Work required
Give only the number of lines in the data that contain the word "Output".

-- START --

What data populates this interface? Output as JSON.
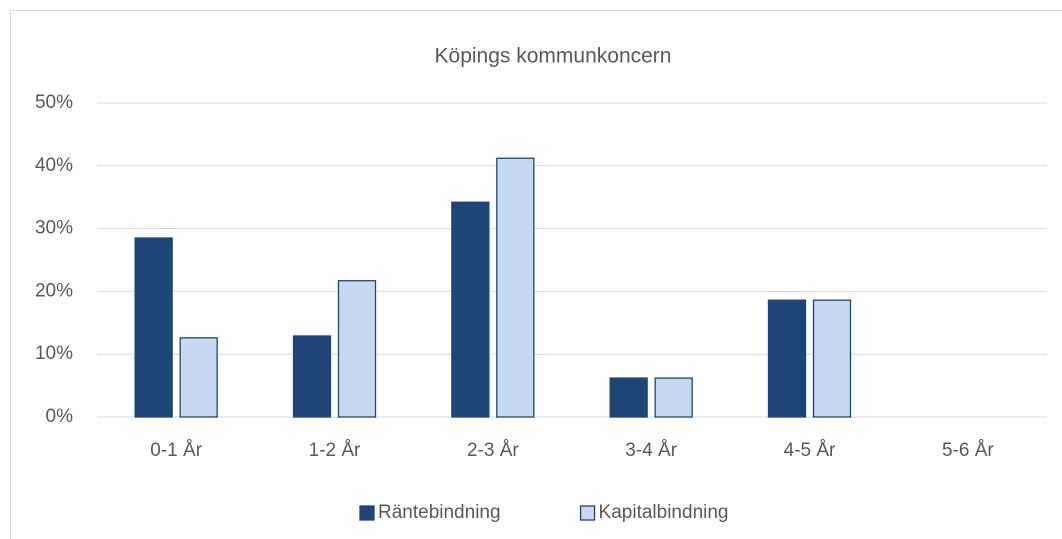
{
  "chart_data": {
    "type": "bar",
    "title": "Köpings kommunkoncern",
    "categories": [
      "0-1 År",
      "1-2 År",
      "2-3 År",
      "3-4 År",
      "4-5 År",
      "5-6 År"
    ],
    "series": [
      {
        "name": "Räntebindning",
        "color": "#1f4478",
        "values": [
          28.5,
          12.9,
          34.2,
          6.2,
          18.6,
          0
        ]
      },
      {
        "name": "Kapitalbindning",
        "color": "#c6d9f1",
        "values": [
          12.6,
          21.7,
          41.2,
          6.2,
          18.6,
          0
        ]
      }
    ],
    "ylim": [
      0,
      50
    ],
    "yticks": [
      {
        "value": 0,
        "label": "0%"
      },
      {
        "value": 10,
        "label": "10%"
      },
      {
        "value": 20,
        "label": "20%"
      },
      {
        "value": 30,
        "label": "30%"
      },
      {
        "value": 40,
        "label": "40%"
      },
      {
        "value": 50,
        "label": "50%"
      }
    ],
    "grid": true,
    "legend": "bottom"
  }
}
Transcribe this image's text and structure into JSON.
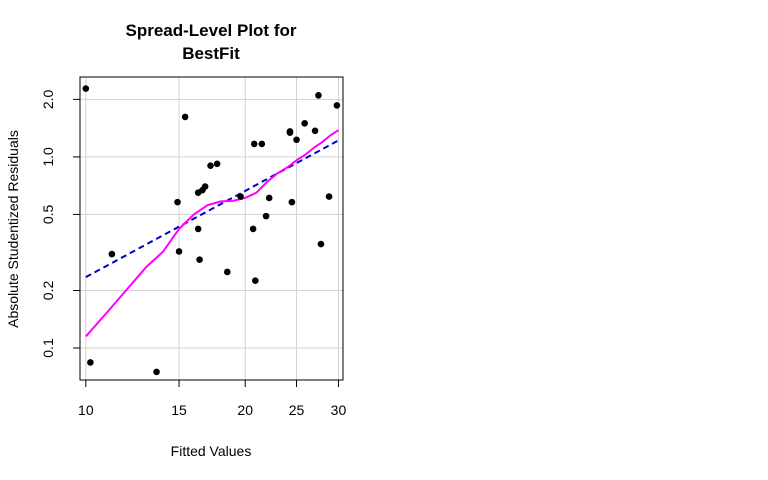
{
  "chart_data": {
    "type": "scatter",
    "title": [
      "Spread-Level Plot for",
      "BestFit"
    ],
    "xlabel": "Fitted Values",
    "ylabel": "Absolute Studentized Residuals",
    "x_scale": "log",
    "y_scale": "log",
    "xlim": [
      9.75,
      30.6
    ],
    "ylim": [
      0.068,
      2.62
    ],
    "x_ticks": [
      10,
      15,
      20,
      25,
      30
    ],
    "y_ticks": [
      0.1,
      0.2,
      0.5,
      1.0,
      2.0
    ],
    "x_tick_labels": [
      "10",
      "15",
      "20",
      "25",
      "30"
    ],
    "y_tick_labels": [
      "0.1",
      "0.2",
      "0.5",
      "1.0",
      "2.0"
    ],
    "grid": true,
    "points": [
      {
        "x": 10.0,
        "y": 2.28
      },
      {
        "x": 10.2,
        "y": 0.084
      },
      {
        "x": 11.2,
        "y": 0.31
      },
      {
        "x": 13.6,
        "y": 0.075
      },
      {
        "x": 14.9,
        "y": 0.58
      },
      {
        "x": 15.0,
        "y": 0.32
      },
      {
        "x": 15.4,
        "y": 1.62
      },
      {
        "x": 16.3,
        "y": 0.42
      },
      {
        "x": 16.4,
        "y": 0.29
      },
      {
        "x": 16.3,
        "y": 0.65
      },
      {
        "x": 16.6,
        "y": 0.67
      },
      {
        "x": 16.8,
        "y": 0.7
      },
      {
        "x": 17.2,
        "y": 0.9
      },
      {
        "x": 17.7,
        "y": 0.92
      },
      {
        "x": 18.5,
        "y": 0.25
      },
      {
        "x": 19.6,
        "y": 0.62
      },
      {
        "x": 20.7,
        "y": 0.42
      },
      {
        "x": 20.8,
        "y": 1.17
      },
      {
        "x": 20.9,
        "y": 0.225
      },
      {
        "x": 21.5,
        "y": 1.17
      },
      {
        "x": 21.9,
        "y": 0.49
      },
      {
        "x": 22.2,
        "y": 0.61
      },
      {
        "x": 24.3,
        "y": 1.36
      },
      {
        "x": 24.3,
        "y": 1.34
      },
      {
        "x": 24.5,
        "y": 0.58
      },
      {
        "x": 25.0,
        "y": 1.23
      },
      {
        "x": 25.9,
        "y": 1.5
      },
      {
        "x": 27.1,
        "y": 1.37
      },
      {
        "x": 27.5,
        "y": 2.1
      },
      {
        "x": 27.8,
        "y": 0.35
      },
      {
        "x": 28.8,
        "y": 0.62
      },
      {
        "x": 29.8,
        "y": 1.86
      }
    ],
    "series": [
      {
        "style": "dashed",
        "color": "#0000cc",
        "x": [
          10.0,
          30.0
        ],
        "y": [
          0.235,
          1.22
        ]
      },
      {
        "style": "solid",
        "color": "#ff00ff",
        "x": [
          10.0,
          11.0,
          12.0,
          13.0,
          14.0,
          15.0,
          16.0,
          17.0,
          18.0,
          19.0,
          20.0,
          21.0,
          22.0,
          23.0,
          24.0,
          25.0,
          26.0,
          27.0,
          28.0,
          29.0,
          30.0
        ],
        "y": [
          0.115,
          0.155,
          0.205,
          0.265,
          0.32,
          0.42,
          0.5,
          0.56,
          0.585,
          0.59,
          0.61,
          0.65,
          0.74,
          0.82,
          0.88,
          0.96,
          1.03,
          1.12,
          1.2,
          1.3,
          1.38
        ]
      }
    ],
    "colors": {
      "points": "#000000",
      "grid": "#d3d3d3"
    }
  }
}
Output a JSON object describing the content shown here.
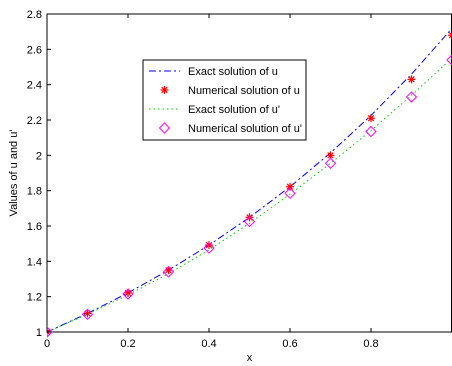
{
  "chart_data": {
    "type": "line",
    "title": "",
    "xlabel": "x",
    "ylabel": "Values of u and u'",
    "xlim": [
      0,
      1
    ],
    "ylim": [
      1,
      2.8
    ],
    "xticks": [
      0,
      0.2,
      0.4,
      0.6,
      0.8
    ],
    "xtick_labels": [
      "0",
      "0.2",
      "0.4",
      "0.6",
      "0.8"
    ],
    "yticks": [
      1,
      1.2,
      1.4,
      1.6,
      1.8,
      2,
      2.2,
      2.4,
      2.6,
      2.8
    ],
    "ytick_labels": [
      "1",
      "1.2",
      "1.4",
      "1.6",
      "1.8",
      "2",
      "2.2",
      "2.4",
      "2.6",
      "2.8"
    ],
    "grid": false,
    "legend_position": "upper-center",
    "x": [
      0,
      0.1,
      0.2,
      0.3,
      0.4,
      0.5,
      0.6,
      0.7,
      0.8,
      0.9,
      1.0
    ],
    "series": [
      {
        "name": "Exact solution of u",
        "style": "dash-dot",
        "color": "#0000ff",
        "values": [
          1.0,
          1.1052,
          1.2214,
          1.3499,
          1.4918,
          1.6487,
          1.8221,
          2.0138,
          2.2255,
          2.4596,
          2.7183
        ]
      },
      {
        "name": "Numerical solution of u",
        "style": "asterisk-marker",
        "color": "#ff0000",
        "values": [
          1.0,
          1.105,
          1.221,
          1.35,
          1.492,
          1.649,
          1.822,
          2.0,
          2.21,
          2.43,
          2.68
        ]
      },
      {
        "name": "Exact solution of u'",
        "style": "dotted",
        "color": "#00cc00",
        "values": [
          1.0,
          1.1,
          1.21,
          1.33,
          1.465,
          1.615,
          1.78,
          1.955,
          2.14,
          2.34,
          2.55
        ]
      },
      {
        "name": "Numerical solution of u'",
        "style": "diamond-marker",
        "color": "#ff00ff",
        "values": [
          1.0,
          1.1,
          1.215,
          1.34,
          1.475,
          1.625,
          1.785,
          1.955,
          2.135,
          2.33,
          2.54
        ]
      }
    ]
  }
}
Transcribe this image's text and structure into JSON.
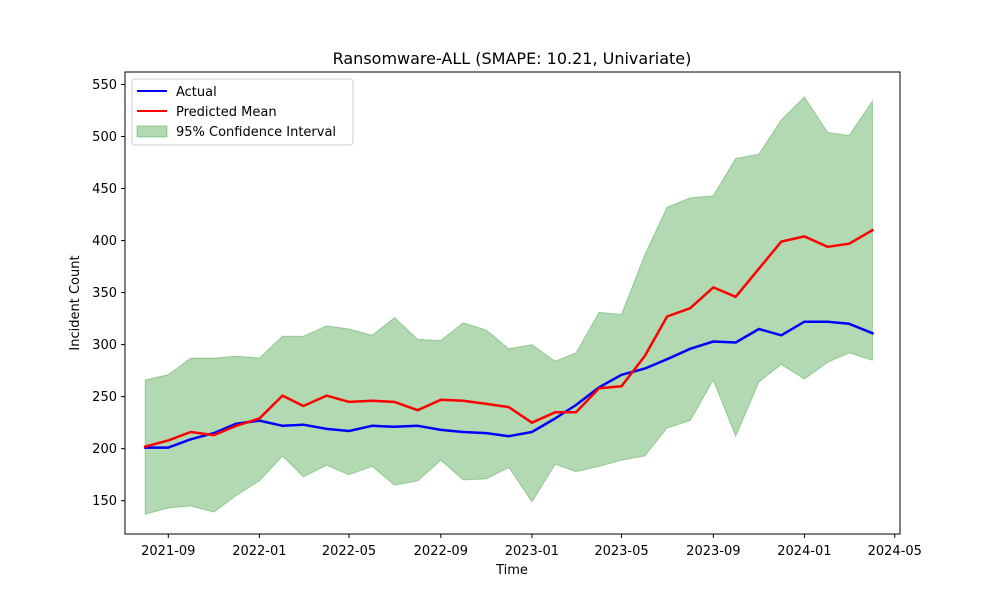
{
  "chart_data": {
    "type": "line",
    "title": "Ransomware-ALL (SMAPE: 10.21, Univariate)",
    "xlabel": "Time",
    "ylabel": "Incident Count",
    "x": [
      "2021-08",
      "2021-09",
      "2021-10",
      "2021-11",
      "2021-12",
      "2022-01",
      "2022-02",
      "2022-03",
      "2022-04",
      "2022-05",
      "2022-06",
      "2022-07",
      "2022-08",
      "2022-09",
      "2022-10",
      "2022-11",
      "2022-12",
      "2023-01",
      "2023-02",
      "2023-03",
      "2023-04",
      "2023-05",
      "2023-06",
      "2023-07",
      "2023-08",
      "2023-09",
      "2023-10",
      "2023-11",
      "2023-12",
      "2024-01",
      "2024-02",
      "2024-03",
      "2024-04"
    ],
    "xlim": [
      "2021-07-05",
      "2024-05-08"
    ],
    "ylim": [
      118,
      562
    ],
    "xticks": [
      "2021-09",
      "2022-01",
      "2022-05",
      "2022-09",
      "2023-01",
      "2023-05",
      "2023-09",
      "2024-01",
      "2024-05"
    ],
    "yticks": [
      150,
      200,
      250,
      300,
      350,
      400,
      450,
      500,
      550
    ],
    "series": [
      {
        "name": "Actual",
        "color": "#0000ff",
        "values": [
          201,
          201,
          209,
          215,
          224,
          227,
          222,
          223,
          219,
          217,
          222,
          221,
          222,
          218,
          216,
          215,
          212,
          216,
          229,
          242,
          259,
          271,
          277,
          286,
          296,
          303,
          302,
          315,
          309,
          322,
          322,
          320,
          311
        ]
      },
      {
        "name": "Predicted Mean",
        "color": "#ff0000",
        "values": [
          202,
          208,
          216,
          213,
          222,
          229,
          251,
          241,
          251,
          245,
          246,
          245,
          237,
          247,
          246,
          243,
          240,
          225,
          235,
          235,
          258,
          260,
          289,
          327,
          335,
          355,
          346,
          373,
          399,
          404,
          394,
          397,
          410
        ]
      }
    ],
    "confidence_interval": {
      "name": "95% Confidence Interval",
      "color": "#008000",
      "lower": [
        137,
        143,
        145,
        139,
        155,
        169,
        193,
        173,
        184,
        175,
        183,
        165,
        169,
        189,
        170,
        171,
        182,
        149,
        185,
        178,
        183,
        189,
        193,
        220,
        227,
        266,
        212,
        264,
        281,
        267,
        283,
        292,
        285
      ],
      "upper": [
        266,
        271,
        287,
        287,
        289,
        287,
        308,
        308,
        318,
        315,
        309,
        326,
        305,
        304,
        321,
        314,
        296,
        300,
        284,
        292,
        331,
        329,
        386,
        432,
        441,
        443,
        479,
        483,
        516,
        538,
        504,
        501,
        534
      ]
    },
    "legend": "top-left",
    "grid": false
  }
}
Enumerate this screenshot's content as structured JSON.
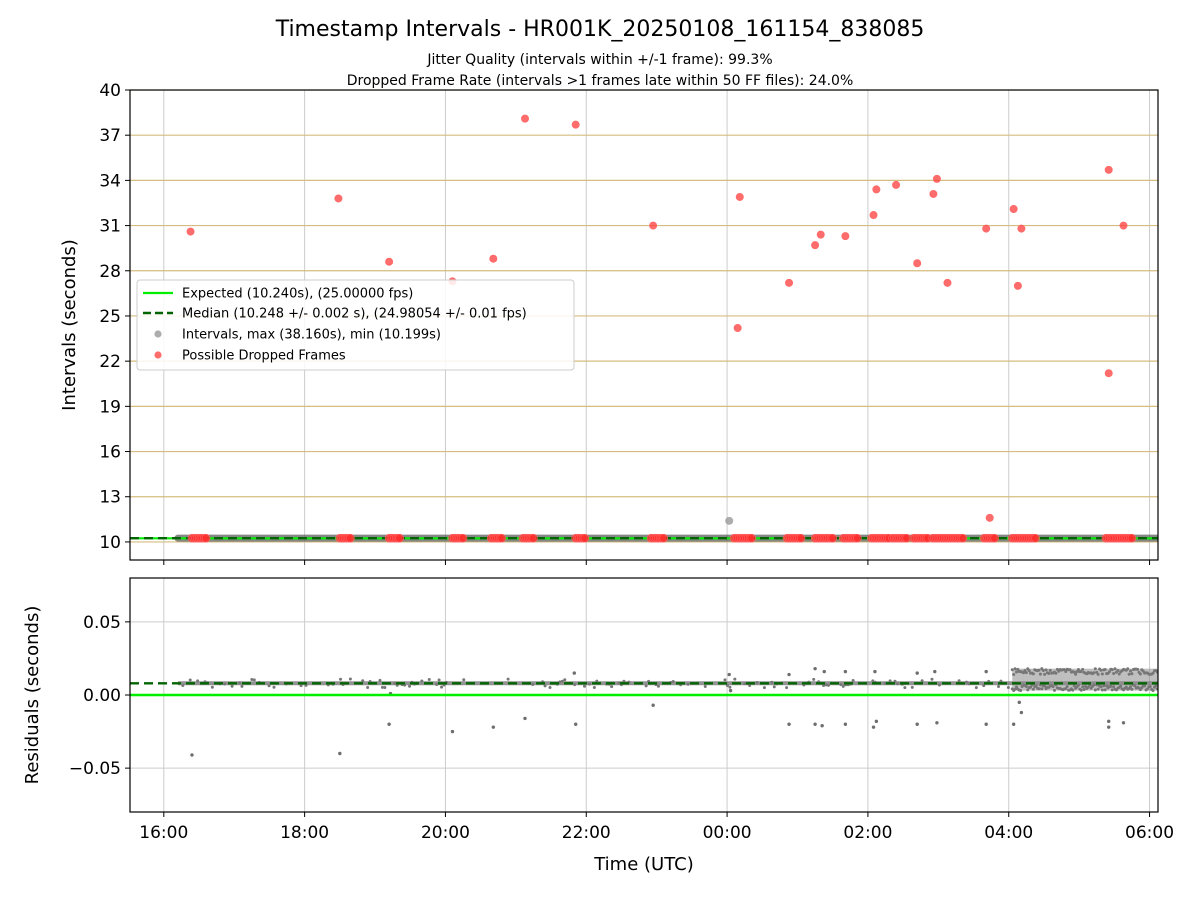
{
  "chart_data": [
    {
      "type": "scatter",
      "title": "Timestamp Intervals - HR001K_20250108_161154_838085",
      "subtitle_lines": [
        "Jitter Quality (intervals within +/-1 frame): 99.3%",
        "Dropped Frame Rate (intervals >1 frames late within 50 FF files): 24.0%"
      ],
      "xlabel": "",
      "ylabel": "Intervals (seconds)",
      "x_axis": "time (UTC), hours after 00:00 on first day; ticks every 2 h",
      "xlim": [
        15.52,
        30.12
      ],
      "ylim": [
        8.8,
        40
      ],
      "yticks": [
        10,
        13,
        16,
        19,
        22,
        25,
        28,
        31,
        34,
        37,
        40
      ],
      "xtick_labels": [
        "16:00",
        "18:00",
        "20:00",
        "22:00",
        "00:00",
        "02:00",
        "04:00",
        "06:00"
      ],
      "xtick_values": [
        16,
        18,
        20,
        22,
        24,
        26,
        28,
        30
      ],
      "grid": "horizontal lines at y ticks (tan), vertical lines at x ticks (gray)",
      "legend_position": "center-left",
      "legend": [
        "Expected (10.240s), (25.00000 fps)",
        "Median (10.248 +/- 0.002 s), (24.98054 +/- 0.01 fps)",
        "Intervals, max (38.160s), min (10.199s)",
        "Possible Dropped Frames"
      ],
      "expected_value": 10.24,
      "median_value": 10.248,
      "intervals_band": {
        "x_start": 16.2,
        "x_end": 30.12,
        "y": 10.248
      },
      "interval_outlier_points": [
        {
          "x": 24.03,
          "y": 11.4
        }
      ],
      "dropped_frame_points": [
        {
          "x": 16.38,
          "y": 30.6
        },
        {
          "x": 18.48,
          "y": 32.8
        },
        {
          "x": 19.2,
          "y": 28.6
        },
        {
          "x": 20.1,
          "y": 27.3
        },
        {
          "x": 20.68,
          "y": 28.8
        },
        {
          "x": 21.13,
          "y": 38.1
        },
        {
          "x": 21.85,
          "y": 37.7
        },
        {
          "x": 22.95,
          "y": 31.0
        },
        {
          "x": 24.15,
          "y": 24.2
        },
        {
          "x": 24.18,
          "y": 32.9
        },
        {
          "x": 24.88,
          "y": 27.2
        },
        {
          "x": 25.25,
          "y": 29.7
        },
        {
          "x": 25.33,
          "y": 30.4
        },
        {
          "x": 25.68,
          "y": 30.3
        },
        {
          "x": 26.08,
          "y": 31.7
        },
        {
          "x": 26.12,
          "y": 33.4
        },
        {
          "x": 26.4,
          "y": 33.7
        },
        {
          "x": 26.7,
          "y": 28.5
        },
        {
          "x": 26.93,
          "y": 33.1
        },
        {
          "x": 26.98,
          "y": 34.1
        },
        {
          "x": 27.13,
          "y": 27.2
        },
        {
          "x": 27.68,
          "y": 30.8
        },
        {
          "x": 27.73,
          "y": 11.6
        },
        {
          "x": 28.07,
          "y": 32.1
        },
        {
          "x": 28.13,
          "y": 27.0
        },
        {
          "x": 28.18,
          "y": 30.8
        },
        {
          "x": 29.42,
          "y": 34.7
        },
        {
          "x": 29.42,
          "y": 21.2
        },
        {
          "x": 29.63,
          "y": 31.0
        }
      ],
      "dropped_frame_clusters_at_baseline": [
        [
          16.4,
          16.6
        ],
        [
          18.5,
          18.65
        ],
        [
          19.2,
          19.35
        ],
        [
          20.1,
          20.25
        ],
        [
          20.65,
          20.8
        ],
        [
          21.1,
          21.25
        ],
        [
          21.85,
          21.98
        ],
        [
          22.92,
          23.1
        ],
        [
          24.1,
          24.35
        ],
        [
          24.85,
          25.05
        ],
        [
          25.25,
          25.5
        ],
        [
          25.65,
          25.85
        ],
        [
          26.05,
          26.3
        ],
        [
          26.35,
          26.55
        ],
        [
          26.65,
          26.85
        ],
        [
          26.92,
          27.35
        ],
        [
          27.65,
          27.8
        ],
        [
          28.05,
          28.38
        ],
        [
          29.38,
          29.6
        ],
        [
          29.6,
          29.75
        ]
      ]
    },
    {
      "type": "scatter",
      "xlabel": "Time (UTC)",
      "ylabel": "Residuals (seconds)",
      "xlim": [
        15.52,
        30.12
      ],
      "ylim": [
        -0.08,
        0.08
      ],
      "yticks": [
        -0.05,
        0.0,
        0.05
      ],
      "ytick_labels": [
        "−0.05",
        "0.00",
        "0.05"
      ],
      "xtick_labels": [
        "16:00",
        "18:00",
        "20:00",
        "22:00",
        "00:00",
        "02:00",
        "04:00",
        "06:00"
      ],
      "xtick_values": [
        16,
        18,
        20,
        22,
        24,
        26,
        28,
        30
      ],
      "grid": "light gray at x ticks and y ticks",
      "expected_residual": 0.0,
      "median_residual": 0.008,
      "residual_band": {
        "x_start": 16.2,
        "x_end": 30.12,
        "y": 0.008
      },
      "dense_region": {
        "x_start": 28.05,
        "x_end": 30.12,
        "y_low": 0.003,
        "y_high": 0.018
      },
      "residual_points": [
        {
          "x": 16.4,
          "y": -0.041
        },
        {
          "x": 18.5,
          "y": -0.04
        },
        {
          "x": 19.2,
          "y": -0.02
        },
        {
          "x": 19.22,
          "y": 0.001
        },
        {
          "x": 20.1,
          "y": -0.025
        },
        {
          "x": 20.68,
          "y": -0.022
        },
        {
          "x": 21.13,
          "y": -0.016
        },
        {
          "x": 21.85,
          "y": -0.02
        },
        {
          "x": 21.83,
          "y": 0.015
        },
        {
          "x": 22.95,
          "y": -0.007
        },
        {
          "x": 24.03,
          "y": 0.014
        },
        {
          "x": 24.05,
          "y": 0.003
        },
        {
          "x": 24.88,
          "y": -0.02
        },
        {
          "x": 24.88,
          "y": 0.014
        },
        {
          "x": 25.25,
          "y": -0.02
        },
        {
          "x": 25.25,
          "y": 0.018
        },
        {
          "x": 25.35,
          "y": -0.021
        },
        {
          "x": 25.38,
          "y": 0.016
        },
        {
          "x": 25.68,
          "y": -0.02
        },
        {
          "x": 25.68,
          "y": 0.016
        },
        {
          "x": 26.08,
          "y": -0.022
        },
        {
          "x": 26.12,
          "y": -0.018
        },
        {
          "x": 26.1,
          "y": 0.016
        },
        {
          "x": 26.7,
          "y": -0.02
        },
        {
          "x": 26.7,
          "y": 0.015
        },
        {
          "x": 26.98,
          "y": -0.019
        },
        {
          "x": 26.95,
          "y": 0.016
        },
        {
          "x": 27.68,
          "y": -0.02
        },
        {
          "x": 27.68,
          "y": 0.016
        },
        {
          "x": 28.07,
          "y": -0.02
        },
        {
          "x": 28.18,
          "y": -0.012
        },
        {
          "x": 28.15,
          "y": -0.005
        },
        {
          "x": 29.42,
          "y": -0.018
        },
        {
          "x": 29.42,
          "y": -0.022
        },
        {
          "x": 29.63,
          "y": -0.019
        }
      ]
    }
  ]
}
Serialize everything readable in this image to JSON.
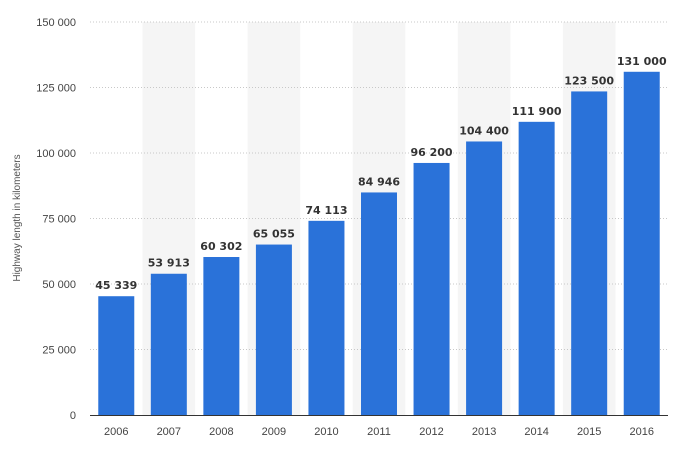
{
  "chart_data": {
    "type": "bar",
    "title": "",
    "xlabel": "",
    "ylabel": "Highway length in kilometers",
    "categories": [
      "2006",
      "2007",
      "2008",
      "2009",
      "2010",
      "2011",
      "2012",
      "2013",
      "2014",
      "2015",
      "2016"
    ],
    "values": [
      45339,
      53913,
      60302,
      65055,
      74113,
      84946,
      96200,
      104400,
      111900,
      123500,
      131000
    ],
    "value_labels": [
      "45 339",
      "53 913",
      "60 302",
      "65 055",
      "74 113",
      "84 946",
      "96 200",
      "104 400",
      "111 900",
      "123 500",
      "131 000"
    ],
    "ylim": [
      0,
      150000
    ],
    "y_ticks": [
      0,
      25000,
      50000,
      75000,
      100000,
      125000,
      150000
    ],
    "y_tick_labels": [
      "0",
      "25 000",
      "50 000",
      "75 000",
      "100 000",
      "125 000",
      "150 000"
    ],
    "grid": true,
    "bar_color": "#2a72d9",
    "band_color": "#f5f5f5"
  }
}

-- END --

Answer to the exercise
2